Exercise details = Report every line in the listing below where the string "type" shows up.

+++

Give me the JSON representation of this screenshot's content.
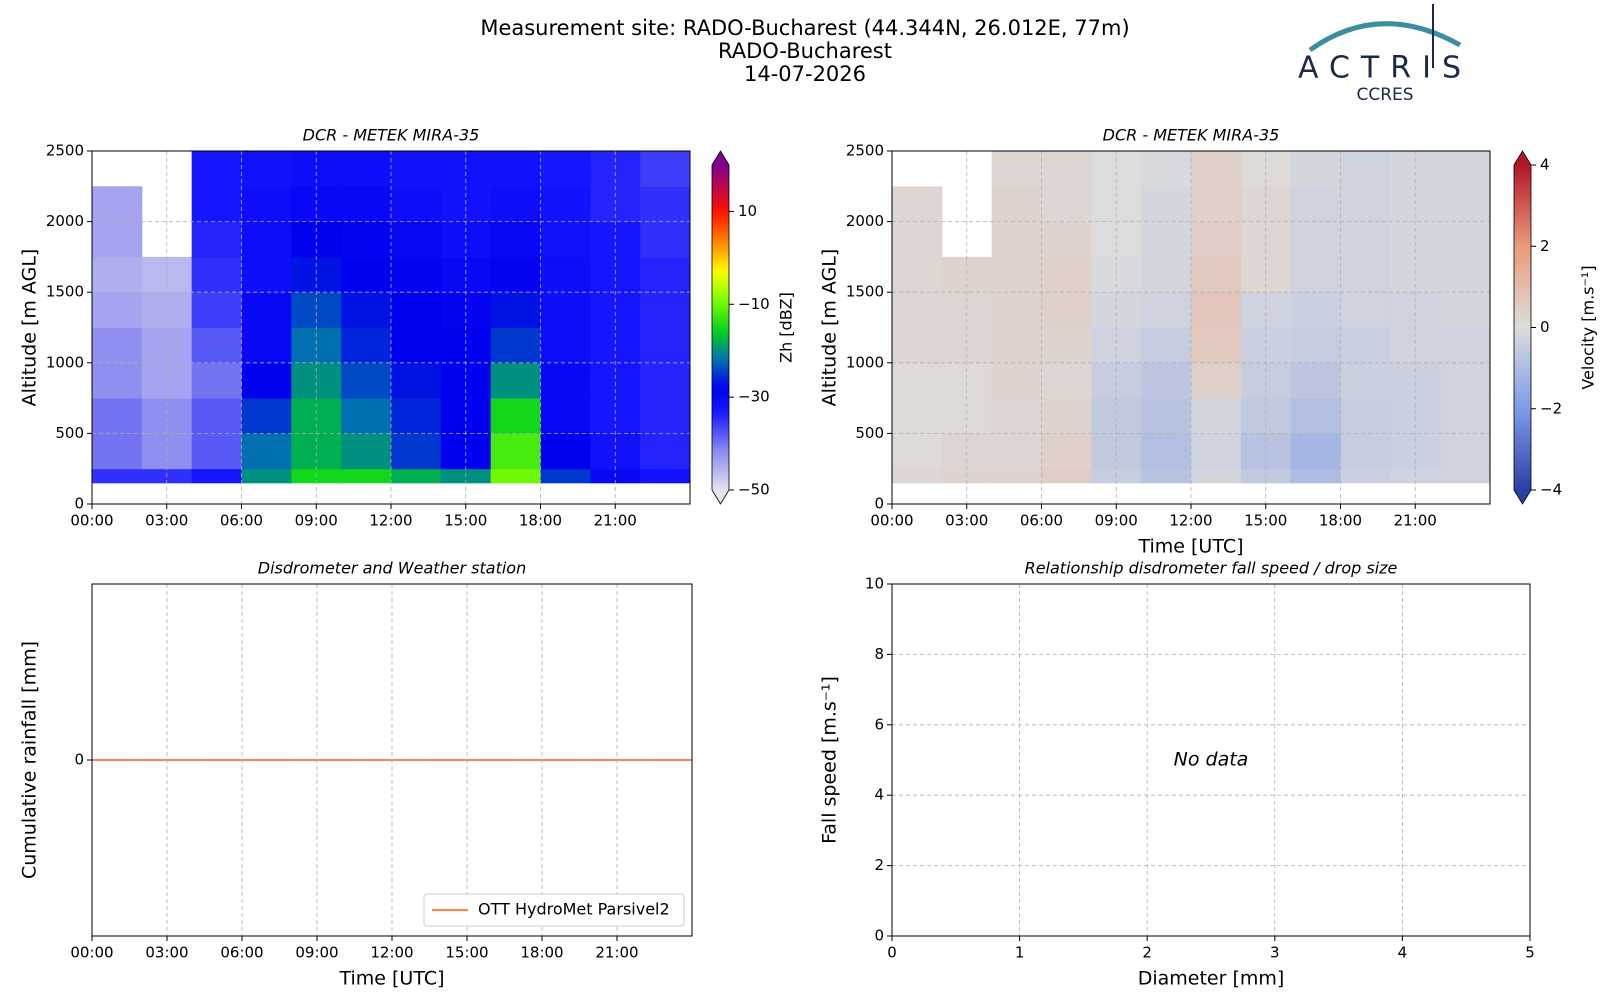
{
  "header": {
    "title": [
      "Measurement site: RADO-Bucharest (44.344N, 26.012E, 77m)",
      "RADO-Bucharest",
      "14-07-2026"
    ],
    "logo": "ACTRIS",
    "logo_sub": "CCRES"
  },
  "chart_data": [
    {
      "type": "heatmap",
      "title": "DCR - METEK MIRA-35",
      "ylabel": "Altitude [m AGL]",
      "xlim": [
        0,
        24
      ],
      "xticks": [
        {
          "value": 0,
          "label": "00:00"
        },
        {
          "value": 3,
          "label": "03:00"
        },
        {
          "value": 6,
          "label": "06:00"
        },
        {
          "value": 9,
          "label": "09:00"
        },
        {
          "value": 12,
          "label": "12:00"
        },
        {
          "value": 15,
          "label": "15:00"
        },
        {
          "value": 18,
          "label": "18:00"
        },
        {
          "value": 21,
          "label": "21:00"
        }
      ],
      "ylim": [
        0,
        2500
      ],
      "yticks": [
        0,
        500,
        1000,
        1500,
        2000,
        2500
      ],
      "grid": true,
      "x_edges": [
        0,
        2,
        4,
        6,
        8,
        10,
        12,
        14,
        16,
        18,
        20,
        22,
        24
      ],
      "y_edges": [
        150,
        250,
        500,
        750,
        1000,
        1250,
        1500,
        1750,
        2000,
        2250,
        2500
      ],
      "z": [
        [
          -35,
          -35,
          -33,
          -20,
          -15,
          -15,
          -18,
          -20,
          -10,
          -25,
          -30,
          -32
        ],
        [
          -40,
          -42,
          -38,
          -22,
          -18,
          -20,
          -25,
          -28,
          -12,
          -28,
          -32,
          -34
        ],
        [
          -40,
          -42,
          -38,
          -25,
          -18,
          -22,
          -26,
          -28,
          -15,
          -30,
          -33,
          -34
        ],
        [
          -42,
          -44,
          -40,
          -28,
          -20,
          -24,
          -27,
          -28,
          -20,
          -30,
          -33,
          -34
        ],
        [
          -42,
          -44,
          -38,
          -30,
          -22,
          -26,
          -28,
          -28,
          -25,
          -31,
          -33,
          -34
        ],
        [
          -44,
          -45,
          -36,
          -30,
          -24,
          -27,
          -28,
          -29,
          -27,
          -31,
          -33,
          -34
        ],
        [
          -45,
          -46,
          -35,
          -31,
          -27,
          -28,
          -29,
          -30,
          -29,
          -31,
          -33,
          -34
        ],
        [
          -44,
          null,
          -34,
          -31,
          -28,
          -29,
          -30,
          -31,
          -30,
          -32,
          -33,
          -35
        ],
        [
          -44,
          null,
          -33,
          -31,
          -30,
          -30,
          -31,
          -32,
          -31,
          -32,
          -34,
          -35
        ],
        [
          null,
          null,
          -33,
          -32,
          -31,
          -31,
          -32,
          -32,
          -32,
          -33,
          -34,
          -36
        ]
      ],
      "colorbar": {
        "label": "Zh [dBZ]",
        "lim": [
          -50,
          20
        ],
        "ticks": [
          {
            "value": -50,
            "label": "−50"
          },
          {
            "value": -30,
            "label": "−30"
          },
          {
            "value": -10,
            "label": "−10"
          },
          10
        ]
      }
    },
    {
      "type": "heatmap",
      "title": "DCR - METEK MIRA-35",
      "ylabel": "Altitude [m AGL]",
      "xlabel": "Time [UTC]",
      "xlim": [
        0,
        24
      ],
      "xticks": [
        {
          "value": 0,
          "label": "00:00"
        },
        {
          "value": 3,
          "label": "03:00"
        },
        {
          "value": 6,
          "label": "06:00"
        },
        {
          "value": 9,
          "label": "09:00"
        },
        {
          "value": 12,
          "label": "12:00"
        },
        {
          "value": 15,
          "label": "15:00"
        },
        {
          "value": 18,
          "label": "18:00"
        },
        {
          "value": 21,
          "label": "21:00"
        }
      ],
      "ylim": [
        0,
        2500
      ],
      "yticks": [
        0,
        500,
        1000,
        1500,
        2000,
        2500
      ],
      "grid": true,
      "x_edges": [
        0,
        2,
        4,
        6,
        8,
        10,
        12,
        14,
        16,
        18,
        20,
        22,
        24
      ],
      "y_edges": [
        150,
        250,
        500,
        750,
        1000,
        1250,
        1500,
        1750,
        2000,
        2250,
        2500
      ],
      "z": [
        [
          0.2,
          0.3,
          0.3,
          0.5,
          -0.5,
          -0.8,
          -0.2,
          -0.6,
          -1.0,
          -0.4,
          -0.3,
          -0.3
        ],
        [
          0.1,
          0.2,
          0.2,
          0.4,
          -0.6,
          -0.9,
          -0.3,
          -0.8,
          -1.2,
          -0.5,
          -0.4,
          -0.3
        ],
        [
          0.1,
          0.1,
          0.2,
          0.3,
          -0.6,
          -0.8,
          -0.2,
          -0.6,
          -0.9,
          -0.5,
          -0.4,
          -0.3
        ],
        [
          0.1,
          0.1,
          0.3,
          0.2,
          -0.5,
          -0.7,
          0.4,
          -0.5,
          -0.7,
          -0.4,
          -0.4,
          -0.3
        ],
        [
          0.2,
          0.2,
          0.3,
          0.3,
          -0.3,
          -0.5,
          0.6,
          -0.4,
          -0.5,
          -0.4,
          -0.3,
          -0.3
        ],
        [
          0.2,
          0.2,
          0.3,
          0.4,
          -0.2,
          -0.3,
          0.7,
          -0.3,
          -0.4,
          -0.3,
          -0.3,
          -0.2
        ],
        [
          0.2,
          0.3,
          0.3,
          0.4,
          -0.1,
          -0.2,
          0.6,
          0.2,
          -0.3,
          -0.3,
          -0.2,
          -0.2
        ],
        [
          0.2,
          null,
          0.3,
          0.3,
          0,
          -0.2,
          0.5,
          0.2,
          -0.3,
          -0.3,
          -0.2,
          -0.2
        ],
        [
          0.2,
          null,
          0.3,
          0.2,
          0,
          -0.2,
          0.4,
          0.2,
          -0.3,
          -0.3,
          -0.2,
          -0.2
        ],
        [
          null,
          null,
          0.2,
          0.2,
          0,
          -0.1,
          0.4,
          0.1,
          -0.2,
          -0.3,
          -0.2,
          -0.2
        ]
      ],
      "colorbar": {
        "label": "Velocity [m.s⁻¹]",
        "lim": [
          -4,
          4
        ],
        "ticks": [
          {
            "value": -4,
            "label": "−4"
          },
          {
            "value": -2,
            "label": "−2"
          },
          0,
          2,
          4
        ]
      }
    },
    {
      "type": "line",
      "title": "Disdrometer and Weather station",
      "ylabel": "Cumulative rainfall [mm]",
      "xlabel": "Time [UTC]",
      "xlim": [
        0,
        24
      ],
      "xticks": [
        {
          "value": 0,
          "label": "00:00"
        },
        {
          "value": 3,
          "label": "03:00"
        },
        {
          "value": 6,
          "label": "06:00"
        },
        {
          "value": 9,
          "label": "09:00"
        },
        {
          "value": 12,
          "label": "12:00"
        },
        {
          "value": 15,
          "label": "15:00"
        },
        {
          "value": 18,
          "label": "18:00"
        },
        {
          "value": 21,
          "label": "21:00"
        }
      ],
      "ylim": [
        -0.05,
        0.05
      ],
      "yticks": [
        0
      ],
      "grid": true,
      "legend": "lower right",
      "x": [
        0,
        24
      ],
      "series": [
        {
          "name": "OTT HydroMet Parsivel2",
          "color": "#ef8a5b",
          "values": [
            0,
            0
          ]
        }
      ]
    },
    {
      "type": "scatter",
      "title": "Relationship disdrometer fall speed / drop size",
      "ylabel": "Fall speed [m.s⁻¹]",
      "xlabel": "Diameter [mm]",
      "xlim": [
        0,
        5
      ],
      "xticks": [
        0,
        1,
        2,
        3,
        4,
        5
      ],
      "ylim": [
        0,
        10
      ],
      "yticks": [
        0,
        2,
        4,
        6,
        8,
        10
      ],
      "grid": true,
      "x": [],
      "values": [],
      "annotation": "No data"
    }
  ]
}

+++

Task answer =
      "type": "heatmap",
      "type": "heatmap",
      "type": "line",
      "type": "scatter",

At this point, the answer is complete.